— START Supplied records —

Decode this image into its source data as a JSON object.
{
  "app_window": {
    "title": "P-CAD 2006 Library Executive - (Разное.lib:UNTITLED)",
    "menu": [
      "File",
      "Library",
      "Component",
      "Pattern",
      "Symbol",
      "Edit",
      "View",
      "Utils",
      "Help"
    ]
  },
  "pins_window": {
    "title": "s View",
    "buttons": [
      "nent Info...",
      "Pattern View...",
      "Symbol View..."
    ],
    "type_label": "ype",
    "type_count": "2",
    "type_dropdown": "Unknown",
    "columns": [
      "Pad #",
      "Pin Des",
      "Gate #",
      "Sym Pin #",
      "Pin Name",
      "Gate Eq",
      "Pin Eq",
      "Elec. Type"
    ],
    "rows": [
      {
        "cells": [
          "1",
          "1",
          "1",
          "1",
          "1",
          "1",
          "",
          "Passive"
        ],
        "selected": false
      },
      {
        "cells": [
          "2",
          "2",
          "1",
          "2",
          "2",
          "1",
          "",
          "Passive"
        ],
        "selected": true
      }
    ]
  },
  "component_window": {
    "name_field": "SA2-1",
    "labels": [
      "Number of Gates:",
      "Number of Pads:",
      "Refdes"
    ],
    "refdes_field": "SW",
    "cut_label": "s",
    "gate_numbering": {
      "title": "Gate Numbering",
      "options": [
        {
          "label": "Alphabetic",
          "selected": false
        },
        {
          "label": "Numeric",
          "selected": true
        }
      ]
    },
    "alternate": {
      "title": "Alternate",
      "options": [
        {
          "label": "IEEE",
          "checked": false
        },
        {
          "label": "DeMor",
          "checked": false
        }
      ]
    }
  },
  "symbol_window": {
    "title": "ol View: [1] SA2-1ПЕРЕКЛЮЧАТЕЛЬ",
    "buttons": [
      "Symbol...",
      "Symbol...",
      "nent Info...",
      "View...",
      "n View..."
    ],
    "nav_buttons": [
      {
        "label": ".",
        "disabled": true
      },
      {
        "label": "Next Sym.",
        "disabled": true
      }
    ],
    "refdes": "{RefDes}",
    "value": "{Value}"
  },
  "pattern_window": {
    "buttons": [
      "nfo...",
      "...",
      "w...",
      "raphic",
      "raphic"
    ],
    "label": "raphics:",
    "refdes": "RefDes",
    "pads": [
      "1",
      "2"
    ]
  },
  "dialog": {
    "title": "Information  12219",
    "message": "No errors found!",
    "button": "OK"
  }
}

— END Supplied records —

Write out every record verbatim.

- Complete response
Decode this image into its source data as a JSON object.
{
  "app_window": {
    "title": "P-CAD 2006 Library Executive - (Разное.lib:UNTITLED)",
    "menu": [
      "File",
      "Library",
      "Component",
      "Pattern",
      "Symbol",
      "Edit",
      "View",
      "Utils",
      "Help"
    ]
  },
  "pins_window": {
    "title": "s View",
    "buttons": [
      "nent Info...",
      "Pattern View...",
      "Symbol View..."
    ],
    "type_label": "ype",
    "type_count": "2",
    "type_dropdown": "Unknown",
    "columns": [
      "Pad #",
      "Pin Des",
      "Gate #",
      "Sym Pin #",
      "Pin Name",
      "Gate Eq",
      "Pin Eq",
      "Elec. Type"
    ],
    "rows": [
      {
        "cells": [
          "1",
          "1",
          "1",
          "1",
          "1",
          "1",
          "",
          "Passive"
        ],
        "selected": false
      },
      {
        "cells": [
          "2",
          "2",
          "1",
          "2",
          "2",
          "1",
          "",
          "Passive"
        ],
        "selected": true
      }
    ]
  },
  "component_window": {
    "name_field": "SA2-1",
    "labels": [
      "Number of Gates:",
      "Number of Pads:",
      "Refdes"
    ],
    "refdes_field": "SW",
    "cut_label": "s",
    "gate_numbering": {
      "title": "Gate Numbering",
      "options": [
        {
          "label": "Alphabetic",
          "selected": false
        },
        {
          "label": "Numeric",
          "selected": true
        }
      ]
    },
    "alternate": {
      "title": "Alternate",
      "options": [
        {
          "label": "IEEE",
          "checked": false
        },
        {
          "label": "DeMor",
          "checked": false
        }
      ]
    }
  },
  "symbol_window": {
    "title": "ol View: [1] SA2-1ПЕРЕКЛЮЧАТЕЛЬ",
    "buttons": [
      "Symbol...",
      "Symbol...",
      "nent Info...",
      "View...",
      "n View..."
    ],
    "nav_buttons": [
      {
        "label": ".",
        "disabled": true
      },
      {
        "label": "Next Sym.",
        "disabled": true
      }
    ],
    "refdes": "{RefDes}",
    "value": "{Value}"
  },
  "pattern_window": {
    "buttons": [
      "nfo...",
      "...",
      "w...",
      "raphic",
      "raphic"
    ],
    "label": "raphics:",
    "refdes": "RefDes",
    "pads": [
      "1",
      "2"
    ]
  },
  "dialog": {
    "title": "Information  12219",
    "message": "No errors found!",
    "button": "OK"
  }
}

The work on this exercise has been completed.